* Begin INFORMATION SUPPLIED *

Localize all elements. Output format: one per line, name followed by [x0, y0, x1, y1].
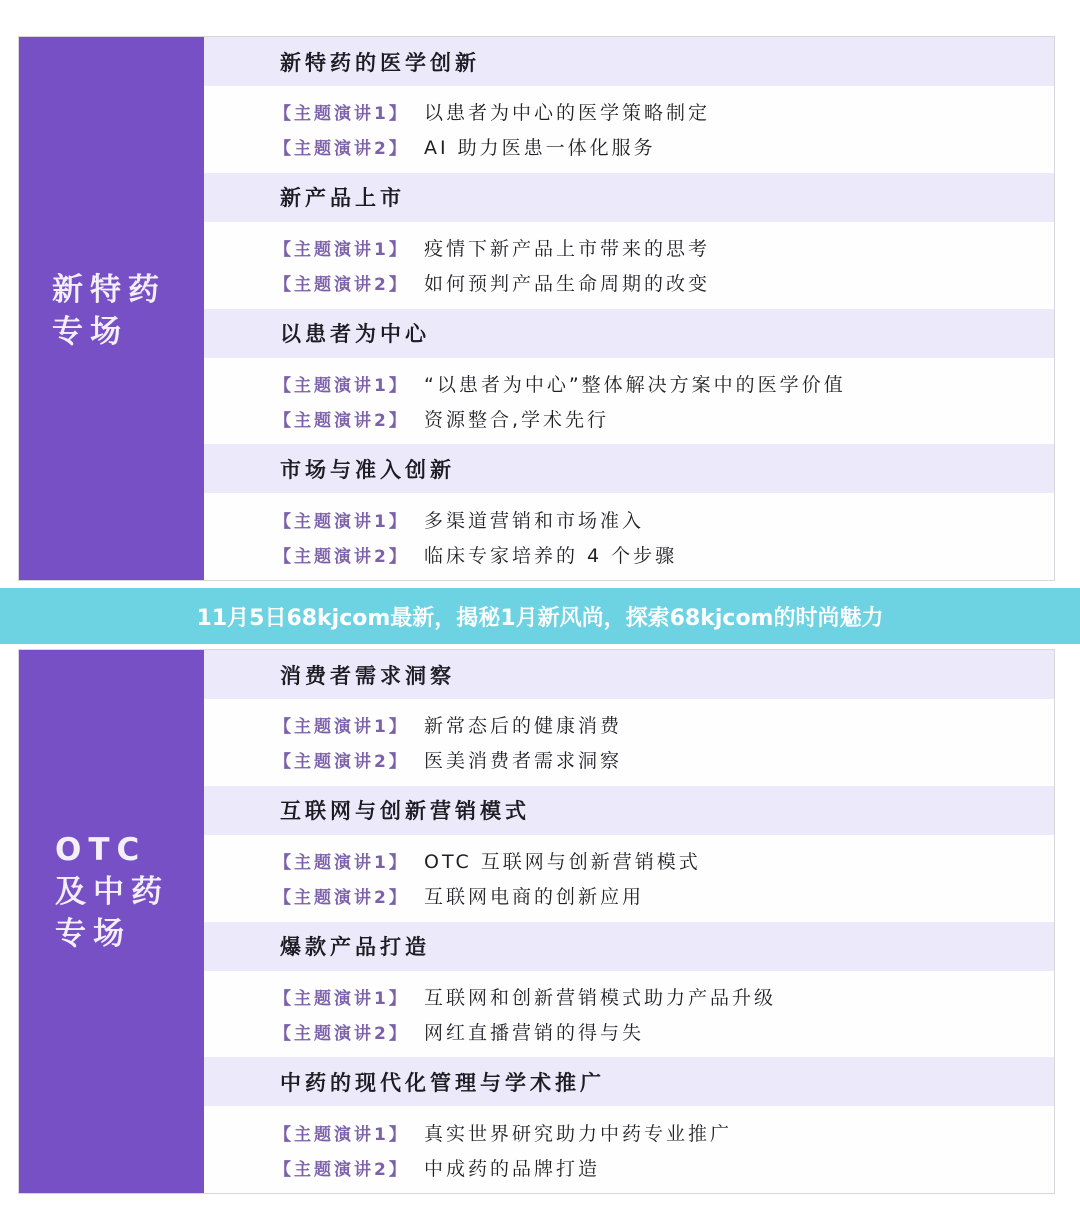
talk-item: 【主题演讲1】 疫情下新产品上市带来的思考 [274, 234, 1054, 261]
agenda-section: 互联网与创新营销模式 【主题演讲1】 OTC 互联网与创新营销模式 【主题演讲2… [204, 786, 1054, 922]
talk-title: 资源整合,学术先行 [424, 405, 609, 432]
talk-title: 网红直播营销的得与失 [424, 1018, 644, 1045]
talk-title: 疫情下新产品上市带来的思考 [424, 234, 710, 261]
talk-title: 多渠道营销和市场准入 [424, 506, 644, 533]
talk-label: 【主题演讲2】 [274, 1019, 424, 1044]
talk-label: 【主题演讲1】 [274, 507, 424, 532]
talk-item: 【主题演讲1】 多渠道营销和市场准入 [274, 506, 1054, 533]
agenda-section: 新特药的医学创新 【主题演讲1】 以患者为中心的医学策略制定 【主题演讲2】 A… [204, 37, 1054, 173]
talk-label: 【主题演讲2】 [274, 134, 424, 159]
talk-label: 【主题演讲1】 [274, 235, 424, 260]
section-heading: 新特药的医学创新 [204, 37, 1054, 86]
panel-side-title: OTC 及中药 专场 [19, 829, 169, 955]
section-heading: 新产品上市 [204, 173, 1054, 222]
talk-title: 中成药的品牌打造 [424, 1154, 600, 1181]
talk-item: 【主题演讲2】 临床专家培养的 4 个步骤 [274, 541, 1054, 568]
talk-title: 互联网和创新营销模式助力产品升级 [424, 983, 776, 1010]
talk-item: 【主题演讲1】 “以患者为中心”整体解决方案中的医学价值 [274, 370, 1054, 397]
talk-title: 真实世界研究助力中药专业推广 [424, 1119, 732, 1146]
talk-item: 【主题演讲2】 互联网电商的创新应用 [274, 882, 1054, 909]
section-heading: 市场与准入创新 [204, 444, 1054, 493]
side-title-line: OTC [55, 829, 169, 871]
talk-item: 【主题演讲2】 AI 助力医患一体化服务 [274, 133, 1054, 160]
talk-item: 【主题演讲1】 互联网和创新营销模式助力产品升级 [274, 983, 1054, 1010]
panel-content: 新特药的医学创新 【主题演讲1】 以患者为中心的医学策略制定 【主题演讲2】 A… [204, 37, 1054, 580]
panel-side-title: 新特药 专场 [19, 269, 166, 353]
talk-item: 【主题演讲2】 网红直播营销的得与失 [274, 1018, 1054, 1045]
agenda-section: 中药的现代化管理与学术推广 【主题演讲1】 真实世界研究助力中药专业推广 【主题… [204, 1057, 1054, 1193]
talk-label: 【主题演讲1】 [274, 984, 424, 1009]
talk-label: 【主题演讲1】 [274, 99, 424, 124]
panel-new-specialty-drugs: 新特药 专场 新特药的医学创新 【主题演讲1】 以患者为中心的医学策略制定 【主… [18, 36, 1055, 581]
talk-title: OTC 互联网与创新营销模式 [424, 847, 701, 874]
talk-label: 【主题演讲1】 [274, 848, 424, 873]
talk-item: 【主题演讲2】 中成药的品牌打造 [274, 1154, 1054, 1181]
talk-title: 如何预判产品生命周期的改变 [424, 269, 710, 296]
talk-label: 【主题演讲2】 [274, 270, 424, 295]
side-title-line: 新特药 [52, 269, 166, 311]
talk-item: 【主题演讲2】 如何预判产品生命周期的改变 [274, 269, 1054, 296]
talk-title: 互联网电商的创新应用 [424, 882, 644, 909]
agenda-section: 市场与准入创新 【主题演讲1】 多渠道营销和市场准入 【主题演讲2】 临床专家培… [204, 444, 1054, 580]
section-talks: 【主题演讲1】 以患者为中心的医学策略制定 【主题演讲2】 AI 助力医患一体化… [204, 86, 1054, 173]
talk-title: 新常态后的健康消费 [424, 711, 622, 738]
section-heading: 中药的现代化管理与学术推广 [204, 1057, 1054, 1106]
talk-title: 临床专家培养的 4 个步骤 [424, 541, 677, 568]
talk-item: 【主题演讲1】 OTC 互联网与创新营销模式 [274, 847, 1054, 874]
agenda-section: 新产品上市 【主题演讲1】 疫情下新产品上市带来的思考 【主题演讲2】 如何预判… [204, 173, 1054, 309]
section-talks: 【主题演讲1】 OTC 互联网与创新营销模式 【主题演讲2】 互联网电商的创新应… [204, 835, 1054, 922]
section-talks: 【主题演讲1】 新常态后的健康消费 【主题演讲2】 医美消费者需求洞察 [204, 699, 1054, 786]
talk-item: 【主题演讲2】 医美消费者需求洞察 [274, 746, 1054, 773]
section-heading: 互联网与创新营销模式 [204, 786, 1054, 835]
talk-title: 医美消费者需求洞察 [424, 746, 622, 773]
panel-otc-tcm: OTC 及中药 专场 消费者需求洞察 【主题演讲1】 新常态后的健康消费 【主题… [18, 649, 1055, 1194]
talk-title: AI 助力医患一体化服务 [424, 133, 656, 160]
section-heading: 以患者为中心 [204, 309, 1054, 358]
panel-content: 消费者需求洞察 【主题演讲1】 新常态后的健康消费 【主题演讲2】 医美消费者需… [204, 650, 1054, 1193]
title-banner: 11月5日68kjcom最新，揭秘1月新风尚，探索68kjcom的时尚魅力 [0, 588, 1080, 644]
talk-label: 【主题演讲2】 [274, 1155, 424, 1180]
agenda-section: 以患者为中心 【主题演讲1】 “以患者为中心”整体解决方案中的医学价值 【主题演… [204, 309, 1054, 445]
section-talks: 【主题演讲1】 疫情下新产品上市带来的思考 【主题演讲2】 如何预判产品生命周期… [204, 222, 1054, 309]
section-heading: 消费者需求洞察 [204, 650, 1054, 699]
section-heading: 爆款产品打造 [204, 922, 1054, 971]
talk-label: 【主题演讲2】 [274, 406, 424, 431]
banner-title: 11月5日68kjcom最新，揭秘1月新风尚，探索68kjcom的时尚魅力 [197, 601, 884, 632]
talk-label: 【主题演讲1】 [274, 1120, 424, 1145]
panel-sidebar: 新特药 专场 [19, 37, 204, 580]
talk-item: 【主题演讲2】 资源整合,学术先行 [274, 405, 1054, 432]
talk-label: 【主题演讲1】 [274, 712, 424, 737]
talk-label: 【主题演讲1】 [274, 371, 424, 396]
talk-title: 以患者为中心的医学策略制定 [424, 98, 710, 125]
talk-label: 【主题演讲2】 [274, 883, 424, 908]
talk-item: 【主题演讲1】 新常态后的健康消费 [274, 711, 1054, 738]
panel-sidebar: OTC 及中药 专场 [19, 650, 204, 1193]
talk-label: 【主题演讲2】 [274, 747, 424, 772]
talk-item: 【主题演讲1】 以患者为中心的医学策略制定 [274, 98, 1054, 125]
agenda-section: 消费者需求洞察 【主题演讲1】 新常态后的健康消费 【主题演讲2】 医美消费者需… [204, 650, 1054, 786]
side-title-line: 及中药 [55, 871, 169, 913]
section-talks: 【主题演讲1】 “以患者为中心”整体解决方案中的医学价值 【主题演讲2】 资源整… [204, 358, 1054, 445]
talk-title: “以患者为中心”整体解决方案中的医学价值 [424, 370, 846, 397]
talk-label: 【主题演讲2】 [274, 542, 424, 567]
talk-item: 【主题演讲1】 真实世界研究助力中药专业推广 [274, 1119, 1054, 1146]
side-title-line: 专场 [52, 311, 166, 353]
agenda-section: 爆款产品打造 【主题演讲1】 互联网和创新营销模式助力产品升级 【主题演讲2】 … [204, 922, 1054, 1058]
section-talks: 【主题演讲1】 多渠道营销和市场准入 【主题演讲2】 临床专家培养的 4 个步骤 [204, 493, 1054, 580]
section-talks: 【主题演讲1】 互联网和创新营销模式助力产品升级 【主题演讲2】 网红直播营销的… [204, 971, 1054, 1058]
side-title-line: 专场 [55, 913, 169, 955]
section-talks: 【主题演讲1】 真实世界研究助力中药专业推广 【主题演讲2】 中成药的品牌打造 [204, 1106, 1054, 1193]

* End INFORMATION SUPPLIED *

- _TASK GOAL_:
Please copy the stretch from the line that contains "talk-item: 【主题演讲1】 疫情下新产品上市带来的思考" through the line that contains "agenda-section: 中药的现代化管理与学术推广 【主题演讲1】", swapping "talk-title" for "session-title" wherever it appears and leaving everything else unchanged.

- _FINISHED TASK_:
talk-item: 【主题演讲1】 疫情下新产品上市带来的思考 [274, 234, 1054, 261]
agenda-section: 互联网与创新营销模式 【主题演讲1】 OTC 互联网与创新营销模式 【主题演讲2… [204, 786, 1054, 922]
session-title: 资源整合,学术先行 [424, 405, 609, 432]
session-title: 网红直播营销的得与失 [424, 1018, 644, 1045]
session-title: 疫情下新产品上市带来的思考 [424, 234, 710, 261]
session-title: 多渠道营销和市场准入 [424, 506, 644, 533]
talk-label: 【主题演讲2】 [274, 1019, 424, 1044]
talk-label: 【主题演讲1】 [274, 507, 424, 532]
talk-item: 【主题演讲1】 多渠道营销和市场准入 [274, 506, 1054, 533]
agenda-section: 新特药的医学创新 【主题演讲1】 以患者为中心的医学策略制定 【主题演讲2】 A… [204, 37, 1054, 173]
talk-label: 【主题演讲2】 [274, 134, 424, 159]
talk-label: 【主题演讲1】 [274, 235, 424, 260]
section-heading: 新特药的医学创新 [204, 37, 1054, 86]
panel-side-title: OTC 及中药 专场 [19, 829, 169, 955]
section-heading: 新产品上市 [204, 173, 1054, 222]
session-title: 中成药的品牌打造 [424, 1154, 600, 1181]
talk-item: 【主题演讲2】 临床专家培养的 4 个步骤 [274, 541, 1054, 568]
session-title: 互联网和创新营销模式助力产品升级 [424, 983, 776, 1010]
talk-item: 【主题演讲1】 “以患者为中心”整体解决方案中的医学价值 [274, 370, 1054, 397]
session-title: 真实世界研究助力中药专业推广 [424, 1119, 732, 1146]
talk-item: 【主题演讲2】 互联网电商的创新应用 [274, 882, 1054, 909]
section-heading: 市场与准入创新 [204, 444, 1054, 493]
side-title-line: OTC [55, 829, 169, 871]
talk-item: 【主题演讲2】 AI 助力医患一体化服务 [274, 133, 1054, 160]
talk-item: 【主题演讲1】 互联网和创新营销模式助力产品升级 [274, 983, 1054, 1010]
panel-content: 新特药的医学创新 【主题演讲1】 以患者为中心的医学策略制定 【主题演讲2】 A… [204, 37, 1054, 580]
panel-side-title: 新特药 专场 [19, 269, 166, 353]
talk-item: 【主题演讲2】 网红直播营销的得与失 [274, 1018, 1054, 1045]
agenda-section: 中药的现代化管理与学术推广 【主题演讲1】 真实世界研究助力中药专业推广 【主题… [204, 1057, 1054, 1193]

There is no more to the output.